*GOAL*
Locate the lines that hold the string "ylabel". Copy every such line.

--- Start of DATA RECORDS ---

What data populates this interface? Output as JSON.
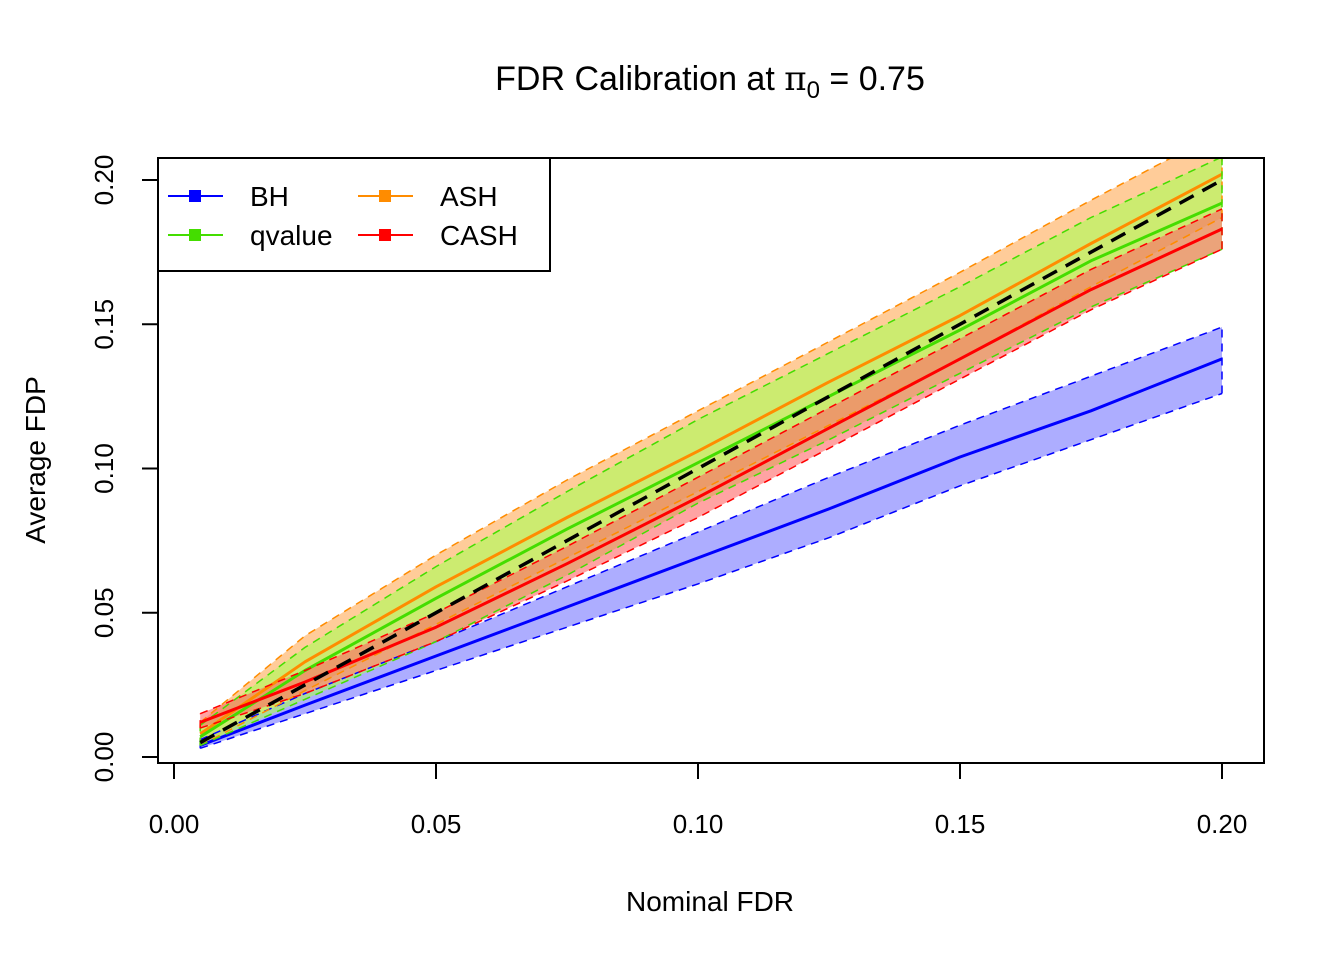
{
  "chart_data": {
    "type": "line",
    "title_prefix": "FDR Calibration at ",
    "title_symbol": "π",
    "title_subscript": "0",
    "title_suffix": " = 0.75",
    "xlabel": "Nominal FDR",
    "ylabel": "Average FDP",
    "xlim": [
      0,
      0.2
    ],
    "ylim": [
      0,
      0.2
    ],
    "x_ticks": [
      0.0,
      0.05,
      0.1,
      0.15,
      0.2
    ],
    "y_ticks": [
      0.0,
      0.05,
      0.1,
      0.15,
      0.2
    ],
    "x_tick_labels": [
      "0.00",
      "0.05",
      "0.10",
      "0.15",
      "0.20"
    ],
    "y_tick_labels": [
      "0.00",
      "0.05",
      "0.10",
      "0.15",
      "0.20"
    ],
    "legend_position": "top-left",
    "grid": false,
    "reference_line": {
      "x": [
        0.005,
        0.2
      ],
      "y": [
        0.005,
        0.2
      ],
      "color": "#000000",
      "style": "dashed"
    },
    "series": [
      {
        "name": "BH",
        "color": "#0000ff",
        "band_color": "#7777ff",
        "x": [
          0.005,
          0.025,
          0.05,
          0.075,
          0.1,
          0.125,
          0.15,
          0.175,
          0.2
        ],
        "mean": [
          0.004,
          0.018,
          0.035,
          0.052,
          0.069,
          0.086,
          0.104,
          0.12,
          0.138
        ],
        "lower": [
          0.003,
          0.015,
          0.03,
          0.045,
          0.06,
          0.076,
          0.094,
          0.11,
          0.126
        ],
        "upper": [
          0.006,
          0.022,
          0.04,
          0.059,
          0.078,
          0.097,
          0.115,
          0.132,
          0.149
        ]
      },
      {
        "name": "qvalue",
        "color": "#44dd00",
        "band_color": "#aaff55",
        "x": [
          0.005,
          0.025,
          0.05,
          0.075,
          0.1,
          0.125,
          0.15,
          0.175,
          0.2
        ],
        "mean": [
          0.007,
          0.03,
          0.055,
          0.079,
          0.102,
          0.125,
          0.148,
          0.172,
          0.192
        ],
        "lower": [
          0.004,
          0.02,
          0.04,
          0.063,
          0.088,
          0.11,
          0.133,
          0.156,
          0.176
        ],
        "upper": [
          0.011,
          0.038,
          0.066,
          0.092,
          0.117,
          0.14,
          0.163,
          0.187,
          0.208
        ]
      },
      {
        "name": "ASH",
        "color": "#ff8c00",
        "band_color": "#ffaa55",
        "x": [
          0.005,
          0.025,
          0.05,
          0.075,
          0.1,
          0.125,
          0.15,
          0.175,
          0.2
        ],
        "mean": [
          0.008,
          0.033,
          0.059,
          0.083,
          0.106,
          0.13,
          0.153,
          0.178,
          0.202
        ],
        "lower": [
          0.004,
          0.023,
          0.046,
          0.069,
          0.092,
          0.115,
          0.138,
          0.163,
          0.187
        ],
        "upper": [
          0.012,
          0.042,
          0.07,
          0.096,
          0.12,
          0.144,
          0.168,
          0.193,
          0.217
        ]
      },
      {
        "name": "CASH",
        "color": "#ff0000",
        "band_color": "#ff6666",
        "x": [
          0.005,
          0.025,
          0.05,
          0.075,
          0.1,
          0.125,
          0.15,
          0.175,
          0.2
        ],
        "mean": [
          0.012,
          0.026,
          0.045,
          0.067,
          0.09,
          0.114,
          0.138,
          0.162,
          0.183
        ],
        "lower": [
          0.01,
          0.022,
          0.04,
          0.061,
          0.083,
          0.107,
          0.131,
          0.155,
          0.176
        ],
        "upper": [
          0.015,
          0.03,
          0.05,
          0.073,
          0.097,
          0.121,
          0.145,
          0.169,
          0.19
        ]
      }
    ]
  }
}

--- End of DATA RECORDS ---
--- Start of DATA RECORDS ---

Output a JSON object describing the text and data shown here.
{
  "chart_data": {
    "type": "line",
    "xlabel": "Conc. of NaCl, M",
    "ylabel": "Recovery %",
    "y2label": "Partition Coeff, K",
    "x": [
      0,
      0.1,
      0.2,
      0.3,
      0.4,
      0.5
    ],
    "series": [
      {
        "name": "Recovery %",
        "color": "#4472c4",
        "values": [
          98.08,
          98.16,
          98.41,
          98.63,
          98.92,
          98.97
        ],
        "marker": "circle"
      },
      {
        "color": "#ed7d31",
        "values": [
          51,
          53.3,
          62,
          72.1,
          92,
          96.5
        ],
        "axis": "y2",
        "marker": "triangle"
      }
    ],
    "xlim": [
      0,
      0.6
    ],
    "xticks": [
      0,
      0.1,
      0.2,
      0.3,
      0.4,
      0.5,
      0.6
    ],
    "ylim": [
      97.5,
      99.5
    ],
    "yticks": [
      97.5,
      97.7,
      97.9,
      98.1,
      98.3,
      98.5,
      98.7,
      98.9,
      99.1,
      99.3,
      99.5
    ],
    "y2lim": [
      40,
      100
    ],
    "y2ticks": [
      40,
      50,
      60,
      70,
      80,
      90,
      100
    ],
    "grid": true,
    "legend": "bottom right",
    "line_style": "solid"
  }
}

--- End of DATA RECORDS ---

*RESULT BELOW*
    "ylabel": "Average FDP",
    "ylabel": "Recovery %",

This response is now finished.